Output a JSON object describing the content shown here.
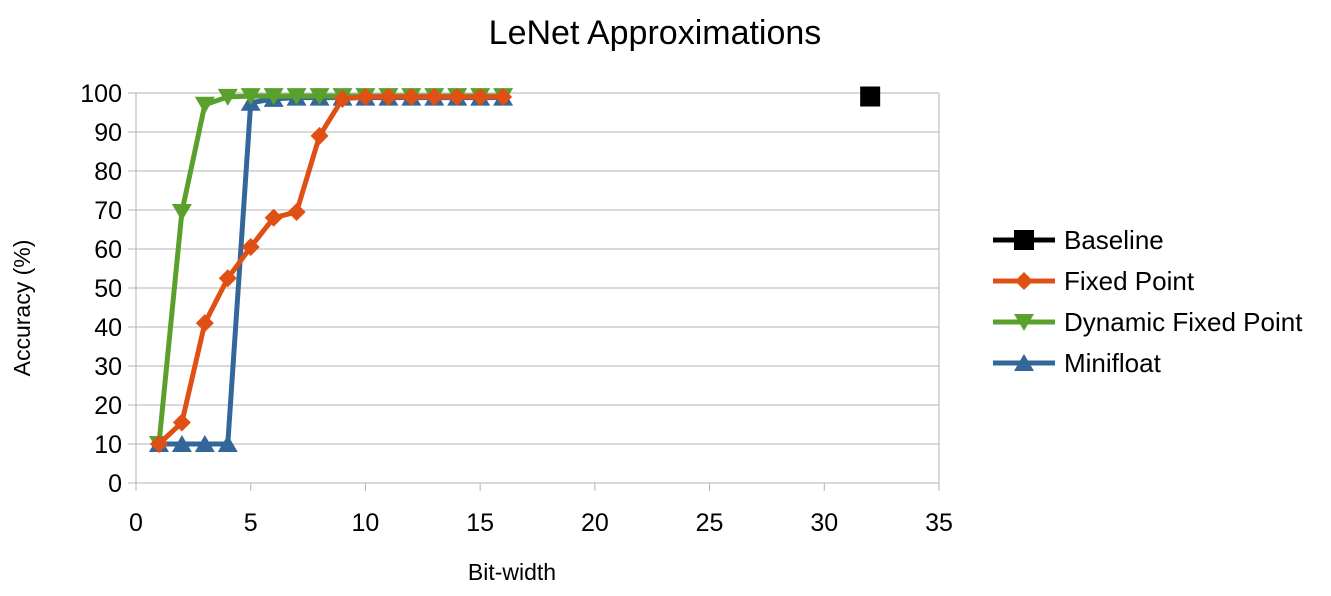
{
  "chart_data": {
    "type": "line",
    "title": "LeNet Approximations",
    "xlabel": "Bit-width",
    "ylabel": "Accuracy (%)",
    "xlim": [
      0,
      35
    ],
    "ylim": [
      0,
      100
    ],
    "xticks": [
      0,
      5,
      10,
      15,
      20,
      25,
      30,
      35
    ],
    "yticks": [
      0,
      10,
      20,
      30,
      40,
      50,
      60,
      70,
      80,
      90,
      100
    ],
    "grid": "horizontal",
    "legend": "right",
    "series": [
      {
        "name": "Baseline",
        "color": "#000000",
        "marker": "square",
        "x": [
          32
        ],
        "y": [
          99.1
        ]
      },
      {
        "name": "Fixed Point",
        "color": "#e04f14",
        "marker": "diamond",
        "x": [
          1,
          2,
          3,
          4,
          5,
          6,
          7,
          8,
          9,
          10,
          11,
          12,
          13,
          14,
          15,
          16
        ],
        "y": [
          10,
          15.5,
          41,
          52.5,
          60.5,
          68,
          69.5,
          89,
          98.5,
          99,
          99,
          99,
          99,
          99,
          99,
          99
        ]
      },
      {
        "name": "Dynamic Fixed Point",
        "color": "#5aa02c",
        "marker": "triangle-down",
        "x": [
          1,
          2,
          3,
          4,
          5,
          6,
          7,
          8,
          9,
          10,
          11,
          12,
          13,
          14,
          15,
          16
        ],
        "y": [
          10,
          69.5,
          97,
          99,
          99.2,
          99.2,
          99.2,
          99.2,
          99.2,
          99.2,
          99.2,
          99.2,
          99.2,
          99.2,
          99.2,
          99.2
        ]
      },
      {
        "name": "Minifloat",
        "color": "#336699",
        "marker": "triangle-up",
        "x": [
          1,
          2,
          3,
          4,
          5,
          6,
          7,
          8,
          9,
          10,
          11,
          12,
          13,
          14,
          15,
          16
        ],
        "y": [
          10,
          10,
          10,
          10,
          97.5,
          98.5,
          98.8,
          98.8,
          98.8,
          98.8,
          98.8,
          98.8,
          98.8,
          98.8,
          98.8,
          98.8
        ]
      }
    ]
  }
}
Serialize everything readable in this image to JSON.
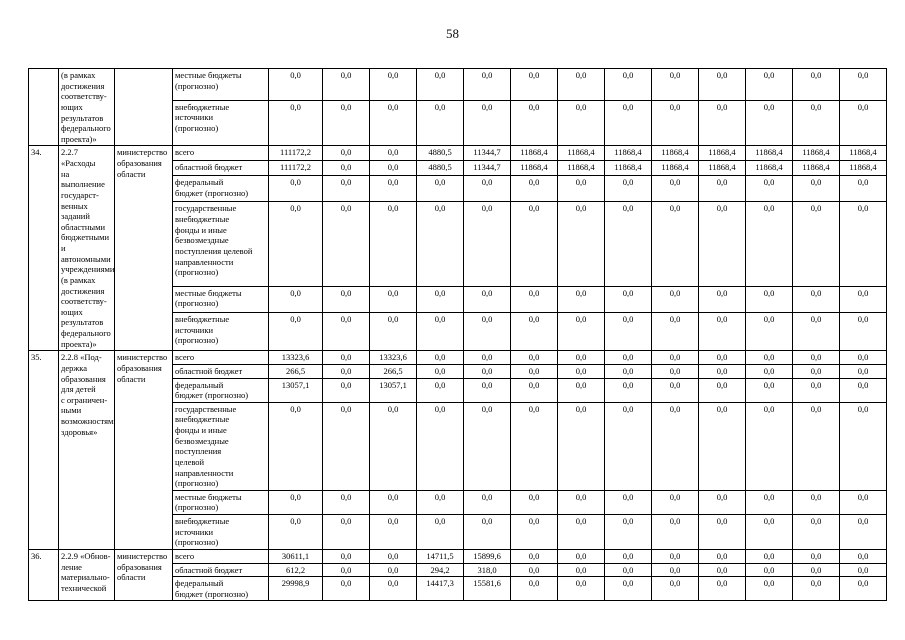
{
  "page": {
    "number": "58"
  },
  "table": {
    "blocks": [
      {
        "num": "",
        "name": "(в рамках\nдостижения\nсоответству-\nющих\nрезультатов\nфедерального\nпроекта)»",
        "executor": "",
        "rows": [
          {
            "source": "местные бюджеты\n(прогнозно)",
            "values": [
              "0,0",
              "0,0",
              "0,0",
              "0,0",
              "0,0",
              "0,0",
              "0,0",
              "0,0",
              "0,0",
              "0,0",
              "0,0",
              "0,0",
              "0,0"
            ]
          },
          {
            "source": "внебюджетные\nисточники\n(прогнозно)",
            "values": [
              "0,0",
              "0,0",
              "0,0",
              "0,0",
              "0,0",
              "0,0",
              "0,0",
              "0,0",
              "0,0",
              "0,0",
              "0,0",
              "0,0",
              "0,0"
            ]
          }
        ]
      },
      {
        "num": "34.",
        "name": "2.2.7 «Расходы\nна выполнение\nгосударст-\nвенных\nзаданий\nобластными\nбюджетными\nи автономными\nучреждениями\n(в рамках\nдостижения\nсоответству-\nющих\nрезультатов\nфедерального\nпроекта)»",
        "executor": "министерство\nобразования\nобласти",
        "rows": [
          {
            "source": "всего",
            "values": [
              "111172,2",
              "0,0",
              "0,0",
              "4880,5",
              "11344,7",
              "11868,4",
              "11868,4",
              "11868,4",
              "11868,4",
              "11868,4",
              "11868,4",
              "11868,4",
              "11868,4"
            ]
          },
          {
            "source": "областной бюджет",
            "values": [
              "111172,2",
              "0,0",
              "0,0",
              "4880,5",
              "11344,7",
              "11868,4",
              "11868,4",
              "11868,4",
              "11868,4",
              "11868,4",
              "11868,4",
              "11868,4",
              "11868,4"
            ]
          },
          {
            "source": "федеральный\nбюджет (прогнозно)",
            "values": [
              "0,0",
              "0,0",
              "0,0",
              "0,0",
              "0,0",
              "0,0",
              "0,0",
              "0,0",
              "0,0",
              "0,0",
              "0,0",
              "0,0",
              "0,0"
            ]
          },
          {
            "source": "государственные\nвнебюджетные\nфонды и иные\nбезвозмездные\nпоступления целевой\nнаправленности\n(прогнозно)",
            "values": [
              "0,0",
              "0,0",
              "0,0",
              "0,0",
              "0,0",
              "0,0",
              "0,0",
              "0,0",
              "0,0",
              "0,0",
              "0,0",
              "0,0",
              "0,0"
            ]
          },
          {
            "source": "местные бюджеты\n(прогнозно)",
            "values": [
              "0,0",
              "0,0",
              "0,0",
              "0,0",
              "0,0",
              "0,0",
              "0,0",
              "0,0",
              "0,0",
              "0,0",
              "0,0",
              "0,0",
              "0,0"
            ]
          },
          {
            "source": "внебюджетные\nисточники\n(прогнозно)",
            "values": [
              "0,0",
              "0,0",
              "0,0",
              "0,0",
              "0,0",
              "0,0",
              "0,0",
              "0,0",
              "0,0",
              "0,0",
              "0,0",
              "0,0",
              "0,0"
            ]
          }
        ]
      },
      {
        "num": "35.",
        "name": "2.2.8 «Под-\nдержка\nобразования\nдля детей\nс ограничен-\nными\nвозможностями\nздоровья»",
        "executor": "министерство\nобразования\nобласти",
        "rows": [
          {
            "source": "всего",
            "values": [
              "13323,6",
              "0,0",
              "13323,6",
              "0,0",
              "0,0",
              "0,0",
              "0,0",
              "0,0",
              "0,0",
              "0,0",
              "0,0",
              "0,0",
              "0,0"
            ]
          },
          {
            "source": "областной бюджет",
            "values": [
              "266,5",
              "0,0",
              "266,5",
              "0,0",
              "0,0",
              "0,0",
              "0,0",
              "0,0",
              "0,0",
              "0,0",
              "0,0",
              "0,0",
              "0,0"
            ]
          },
          {
            "source": "федеральный\nбюджет (прогнозно)",
            "values": [
              "13057,1",
              "0,0",
              "13057,1",
              "0,0",
              "0,0",
              "0,0",
              "0,0",
              "0,0",
              "0,0",
              "0,0",
              "0,0",
              "0,0",
              "0,0"
            ]
          },
          {
            "source": "государственные\nвнебюджетные\nфонды и иные\nбезвозмездные\nпоступления\nцелевой\nнаправленности\n(прогнозно)",
            "values": [
              "0,0",
              "0,0",
              "0,0",
              "0,0",
              "0,0",
              "0,0",
              "0,0",
              "0,0",
              "0,0",
              "0,0",
              "0,0",
              "0,0",
              "0,0"
            ]
          },
          {
            "source": "местные бюджеты\n(прогнозно)",
            "values": [
              "0,0",
              "0,0",
              "0,0",
              "0,0",
              "0,0",
              "0,0",
              "0,0",
              "0,0",
              "0,0",
              "0,0",
              "0,0",
              "0,0",
              "0,0"
            ]
          },
          {
            "source": "внебюджетные\nисточники\n(прогнозно)",
            "values": [
              "0,0",
              "0,0",
              "0,0",
              "0,0",
              "0,0",
              "0,0",
              "0,0",
              "0,0",
              "0,0",
              "0,0",
              "0,0",
              "0,0",
              "0,0"
            ]
          }
        ]
      },
      {
        "num": "36.",
        "name": "2.2.9 «Обнов-\nление\nматериально-\nтехнической",
        "executor": "министерство\nобразования\nобласти",
        "rows": [
          {
            "source": "всего",
            "values": [
              "30611,1",
              "0,0",
              "0,0",
              "14711,5",
              "15899,6",
              "0,0",
              "0,0",
              "0,0",
              "0,0",
              "0,0",
              "0,0",
              "0,0",
              "0,0"
            ]
          },
          {
            "source": "областной бюджет",
            "values": [
              "612,2",
              "0,0",
              "0,0",
              "294,2",
              "318,0",
              "0,0",
              "0,0",
              "0,0",
              "0,0",
              "0,0",
              "0,0",
              "0,0",
              "0,0"
            ]
          },
          {
            "source": "федеральный\nбюджет (прогнозно)",
            "values": [
              "29998,9",
              "0,0",
              "0,0",
              "14417,3",
              "15581,6",
              "0,0",
              "0,0",
              "0,0",
              "0,0",
              "0,0",
              "0,0",
              "0,0",
              "0,0"
            ]
          }
        ]
      }
    ]
  }
}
◆ ◆ ◆ ◆ ◆ ◆ ◆
**GIVEN PROBLEM:**
Identify the lines of the data that contain the word "marker". Copy each of them.

**EXERCISE RESULT:**
        "marker": "square",
        "marker": "diamond",
        "marker": "triangle-down",
        "marker": "triangle-up",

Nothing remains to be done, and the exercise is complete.